RECORDS SUPPLIED start
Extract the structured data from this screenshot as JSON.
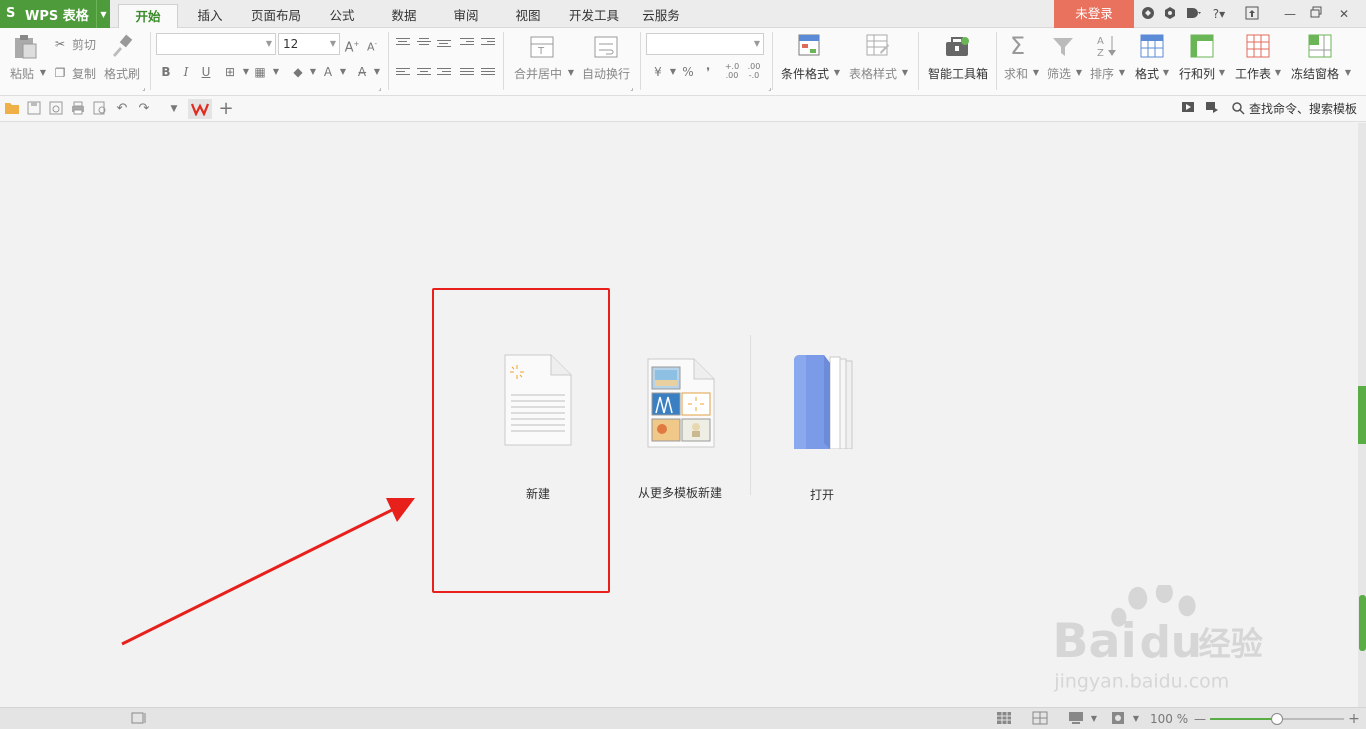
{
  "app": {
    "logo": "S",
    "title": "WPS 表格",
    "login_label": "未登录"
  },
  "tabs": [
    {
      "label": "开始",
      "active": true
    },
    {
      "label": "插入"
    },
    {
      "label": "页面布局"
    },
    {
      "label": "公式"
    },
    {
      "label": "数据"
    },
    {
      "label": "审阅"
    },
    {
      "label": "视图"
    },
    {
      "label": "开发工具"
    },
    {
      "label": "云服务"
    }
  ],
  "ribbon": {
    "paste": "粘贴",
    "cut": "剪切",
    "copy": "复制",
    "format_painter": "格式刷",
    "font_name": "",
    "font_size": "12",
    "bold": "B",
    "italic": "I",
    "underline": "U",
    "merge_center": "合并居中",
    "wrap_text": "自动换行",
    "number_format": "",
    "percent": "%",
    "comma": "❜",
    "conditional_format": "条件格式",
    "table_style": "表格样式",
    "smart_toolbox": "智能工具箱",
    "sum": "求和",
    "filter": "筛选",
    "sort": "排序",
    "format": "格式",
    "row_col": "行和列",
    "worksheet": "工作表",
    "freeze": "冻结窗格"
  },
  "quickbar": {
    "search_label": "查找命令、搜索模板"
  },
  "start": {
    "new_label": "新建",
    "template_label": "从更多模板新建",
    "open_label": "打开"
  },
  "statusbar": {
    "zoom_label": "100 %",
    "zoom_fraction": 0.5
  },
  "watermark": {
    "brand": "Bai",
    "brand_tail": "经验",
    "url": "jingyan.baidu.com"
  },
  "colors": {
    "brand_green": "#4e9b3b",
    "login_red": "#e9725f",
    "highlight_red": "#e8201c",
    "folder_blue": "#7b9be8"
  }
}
RECORDS SUPPLIED end
◆ GIVEN TASK ◆
Write out each line of the data exactly; the images should be left out.

◆ RESULT FOR THIS EXERCISE ◆
Extract the structured data from this screenshot as JSON.
{
  "app": {
    "logo": "S",
    "title": "WPS 表格",
    "login_label": "未登录"
  },
  "tabs": [
    {
      "label": "开始",
      "active": true
    },
    {
      "label": "插入"
    },
    {
      "label": "页面布局"
    },
    {
      "label": "公式"
    },
    {
      "label": "数据"
    },
    {
      "label": "审阅"
    },
    {
      "label": "视图"
    },
    {
      "label": "开发工具"
    },
    {
      "label": "云服务"
    }
  ],
  "ribbon": {
    "paste": "粘贴",
    "cut": "剪切",
    "copy": "复制",
    "format_painter": "格式刷",
    "font_name": "",
    "font_size": "12",
    "bold": "B",
    "italic": "I",
    "underline": "U",
    "merge_center": "合并居中",
    "wrap_text": "自动换行",
    "number_format": "",
    "percent": "%",
    "comma": "❜",
    "conditional_format": "条件格式",
    "table_style": "表格样式",
    "smart_toolbox": "智能工具箱",
    "sum": "求和",
    "filter": "筛选",
    "sort": "排序",
    "format": "格式",
    "row_col": "行和列",
    "worksheet": "工作表",
    "freeze": "冻结窗格"
  },
  "quickbar": {
    "search_label": "查找命令、搜索模板"
  },
  "start": {
    "new_label": "新建",
    "template_label": "从更多模板新建",
    "open_label": "打开"
  },
  "statusbar": {
    "zoom_label": "100 %",
    "zoom_fraction": 0.5
  },
  "watermark": {
    "brand": "Bai",
    "brand_tail": "经验",
    "url": "jingyan.baidu.com"
  },
  "colors": {
    "brand_green": "#4e9b3b",
    "login_red": "#e9725f",
    "highlight_red": "#e8201c",
    "folder_blue": "#7b9be8"
  }
}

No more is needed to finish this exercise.